Omit the pictures and output every entry below exactly as written.

**Supplied data**.
....

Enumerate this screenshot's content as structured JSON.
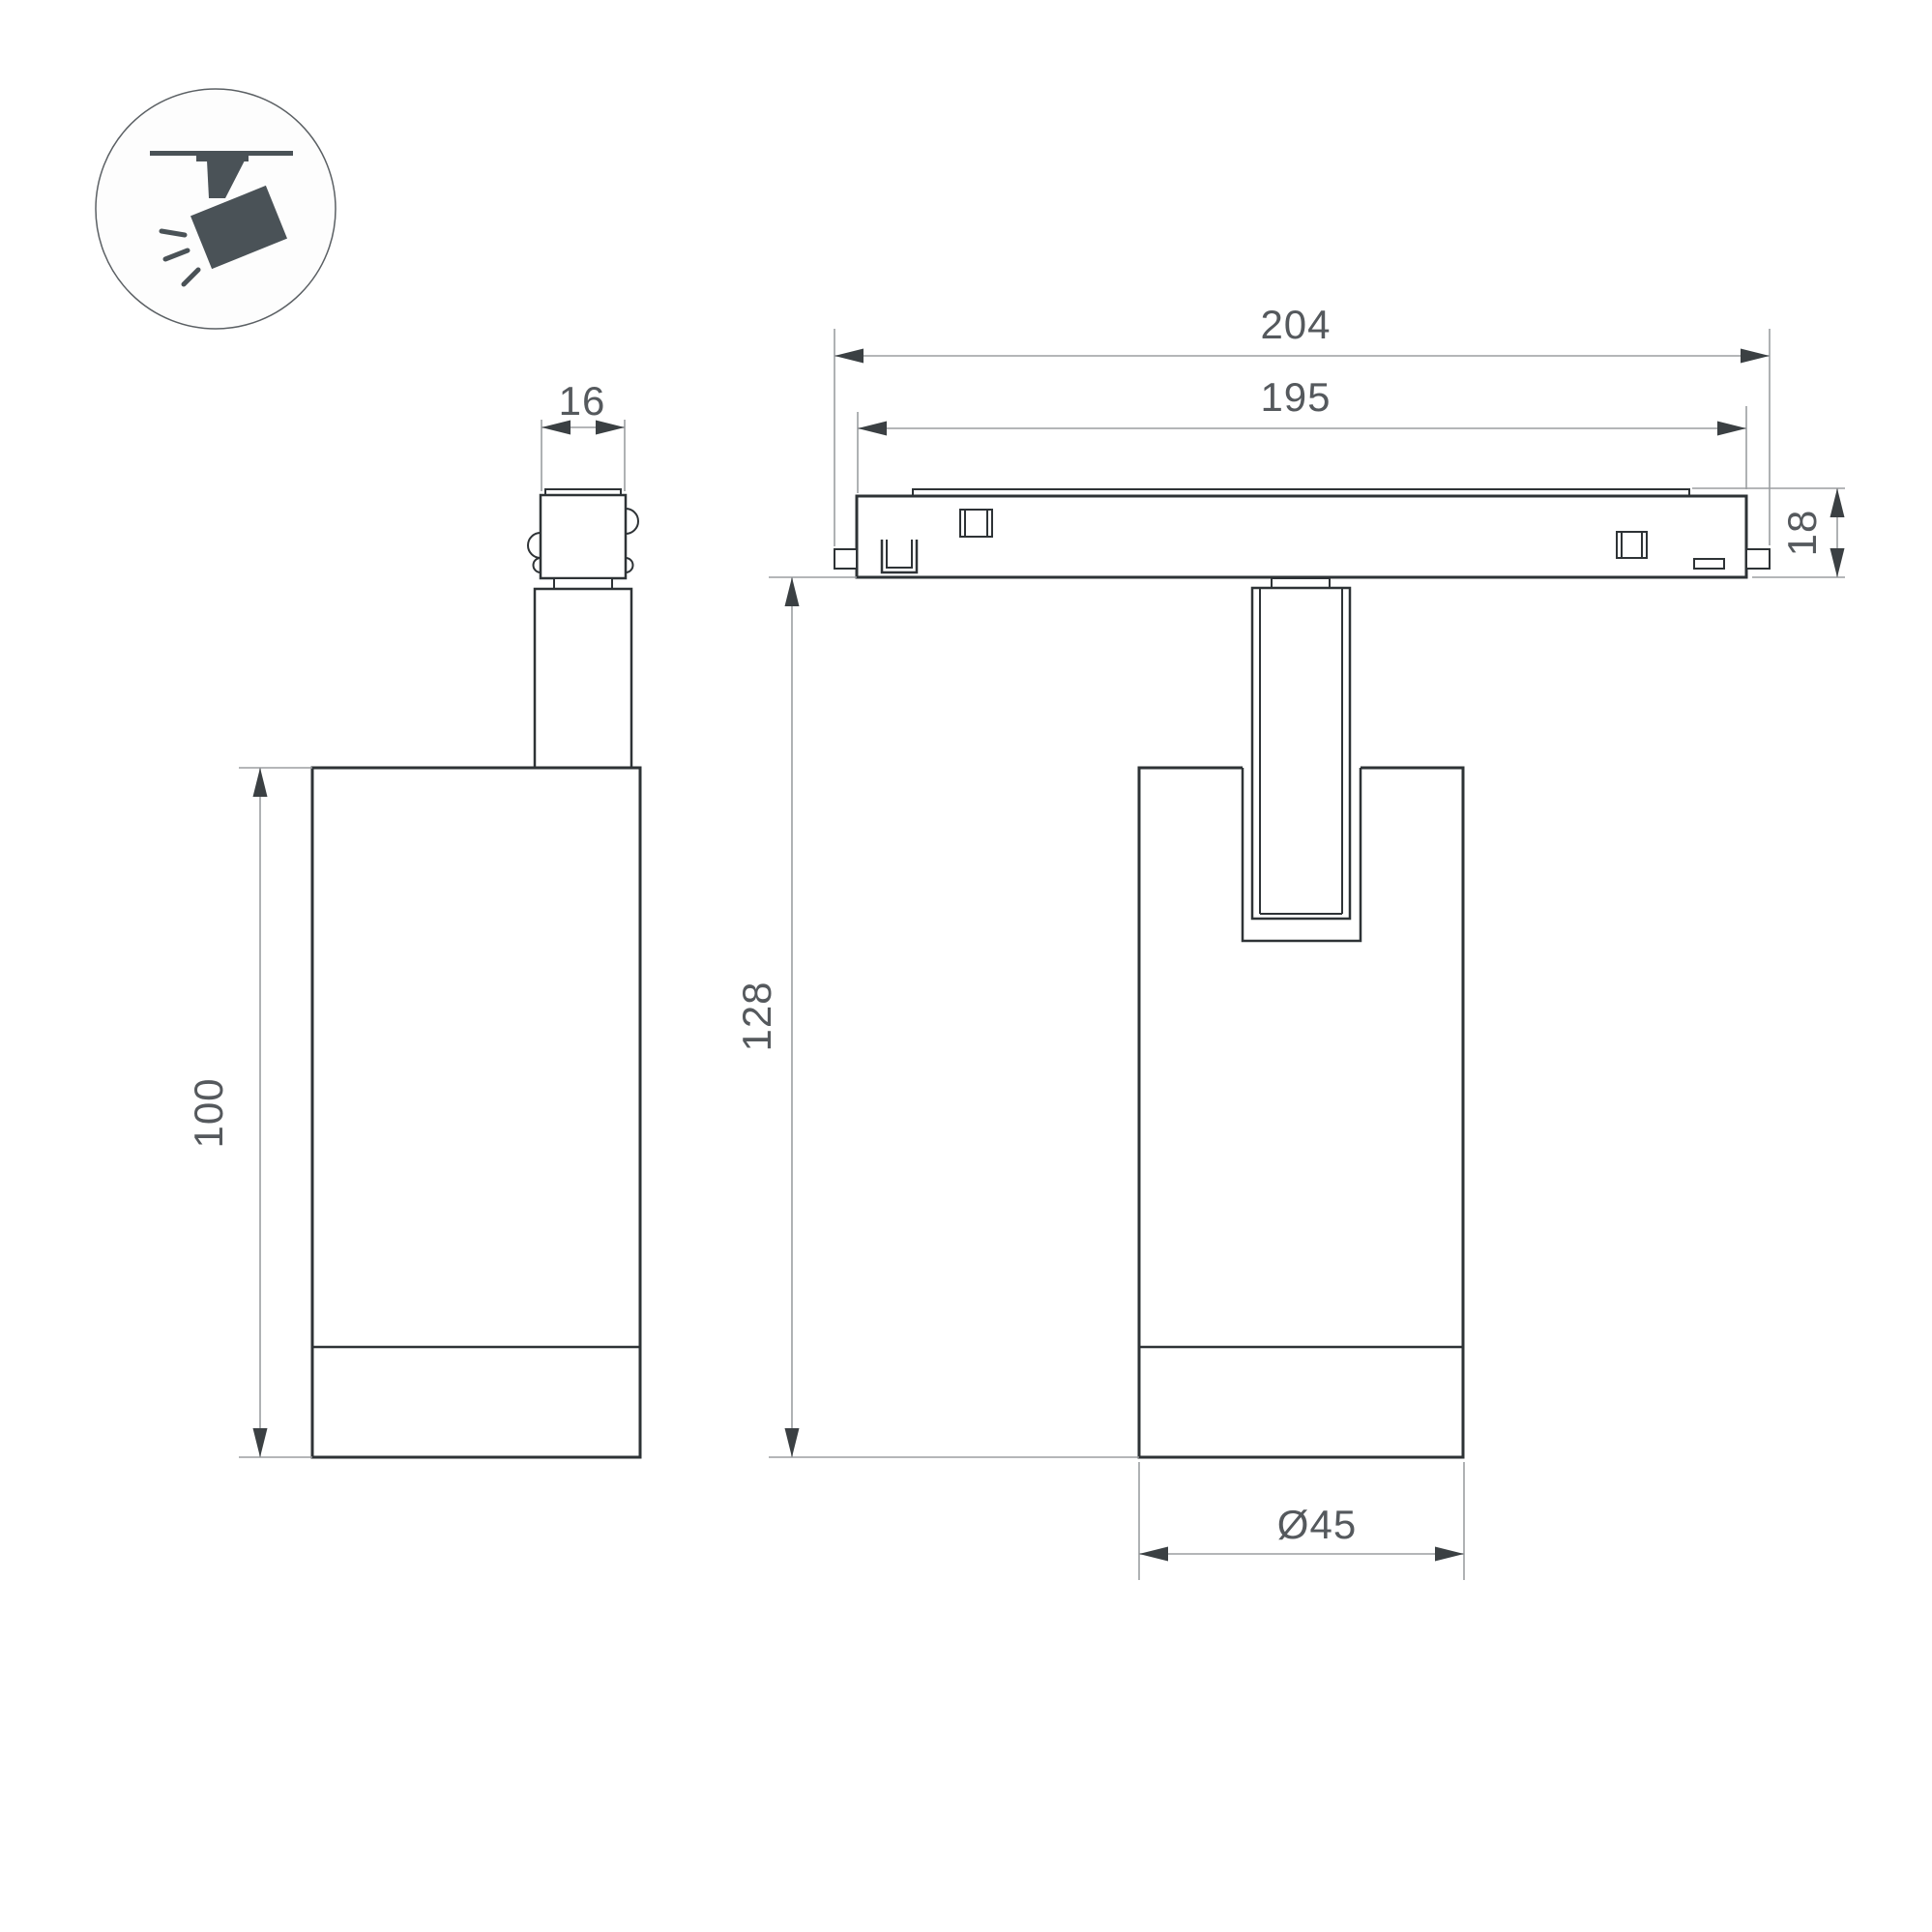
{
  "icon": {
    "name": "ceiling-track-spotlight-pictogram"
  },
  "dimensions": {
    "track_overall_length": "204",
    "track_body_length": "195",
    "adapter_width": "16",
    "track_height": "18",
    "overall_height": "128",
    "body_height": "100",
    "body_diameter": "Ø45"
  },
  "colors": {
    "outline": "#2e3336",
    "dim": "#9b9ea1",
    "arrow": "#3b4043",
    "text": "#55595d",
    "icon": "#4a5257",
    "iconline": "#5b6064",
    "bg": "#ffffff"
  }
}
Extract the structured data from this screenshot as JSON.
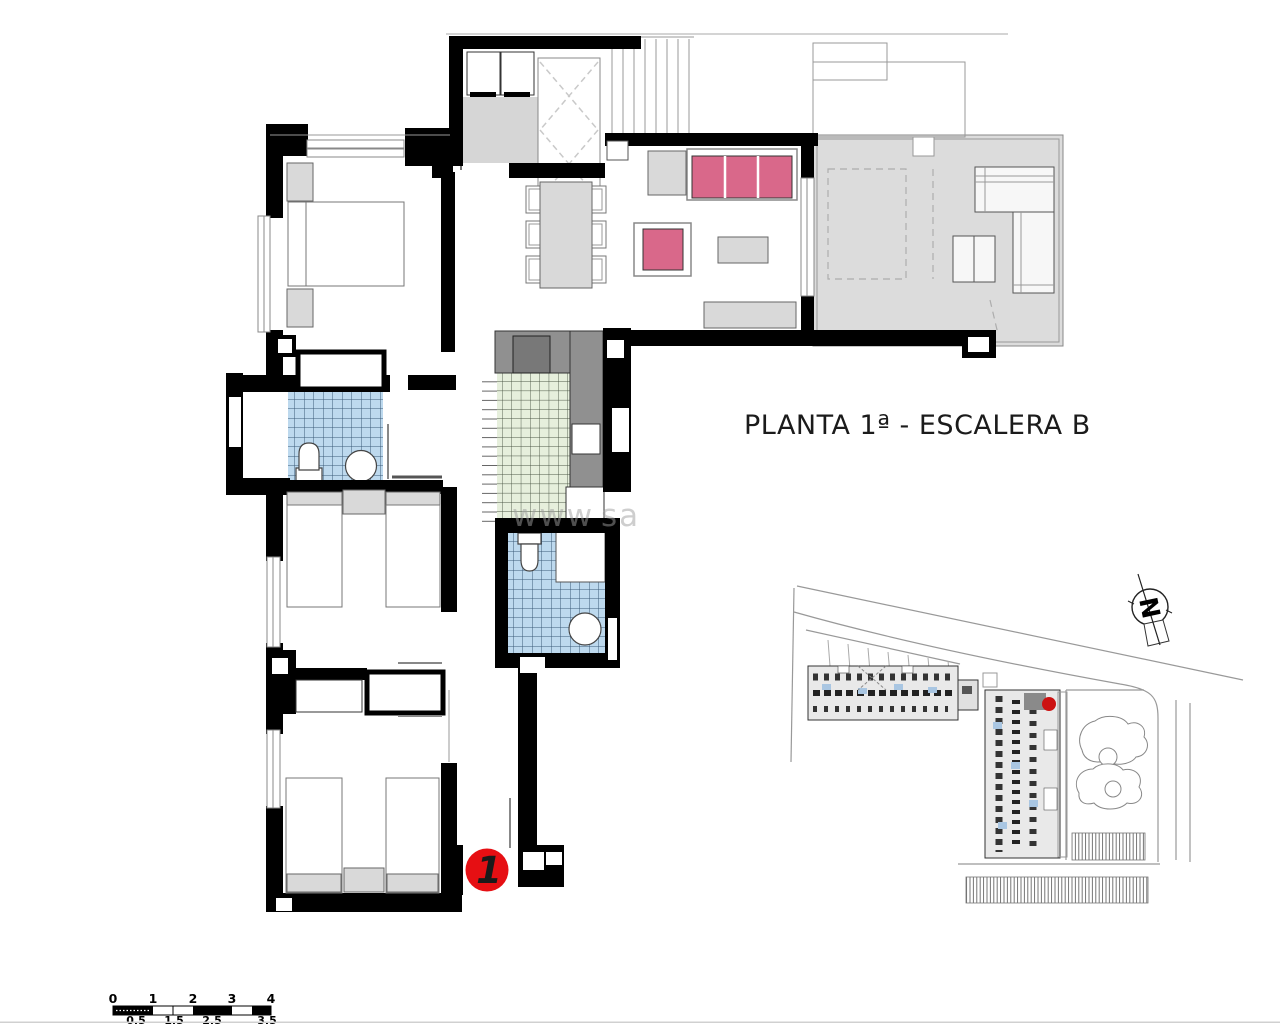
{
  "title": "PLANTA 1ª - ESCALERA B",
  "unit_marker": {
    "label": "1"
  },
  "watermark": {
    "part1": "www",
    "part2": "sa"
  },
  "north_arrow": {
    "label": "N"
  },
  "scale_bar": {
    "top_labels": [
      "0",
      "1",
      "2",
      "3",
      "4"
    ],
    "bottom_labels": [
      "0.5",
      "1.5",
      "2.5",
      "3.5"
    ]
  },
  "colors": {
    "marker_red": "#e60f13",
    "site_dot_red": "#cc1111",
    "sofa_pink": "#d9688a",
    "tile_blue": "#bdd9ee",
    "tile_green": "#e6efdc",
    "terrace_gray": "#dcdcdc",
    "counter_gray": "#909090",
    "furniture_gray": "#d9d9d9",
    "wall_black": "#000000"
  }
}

....

**Solution to the problem**.
Enumerate this screenshot's content as structured JSON.
{
  "icon": {
    "name": "ceiling-track-spotlight-pictogram"
  },
  "dimensions": {
    "track_overall_length": "204",
    "track_body_length": "195",
    "adapter_width": "16",
    "track_height": "18",
    "overall_height": "128",
    "body_height": "100",
    "body_diameter": "Ø45"
  },
  "colors": {
    "outline": "#2e3336",
    "dim": "#9b9ea1",
    "arrow": "#3b4043",
    "text": "#55595d",
    "icon": "#4a5257",
    "iconline": "#5b6064",
    "bg": "#ffffff"
  }
}
Extract the structured data from this screenshot as JSON.
{
  "title": "PLANTA 1ª - ESCALERA B",
  "unit_marker": {
    "label": "1"
  },
  "watermark": {
    "part1": "www",
    "part2": "sa"
  },
  "north_arrow": {
    "label": "N"
  },
  "scale_bar": {
    "top_labels": [
      "0",
      "1",
      "2",
      "3",
      "4"
    ],
    "bottom_labels": [
      "0.5",
      "1.5",
      "2.5",
      "3.5"
    ]
  },
  "colors": {
    "marker_red": "#e60f13",
    "site_dot_red": "#cc1111",
    "sofa_pink": "#d9688a",
    "tile_blue": "#bdd9ee",
    "tile_green": "#e6efdc",
    "terrace_gray": "#dcdcdc",
    "counter_gray": "#909090",
    "furniture_gray": "#d9d9d9",
    "wall_black": "#000000"
  }
}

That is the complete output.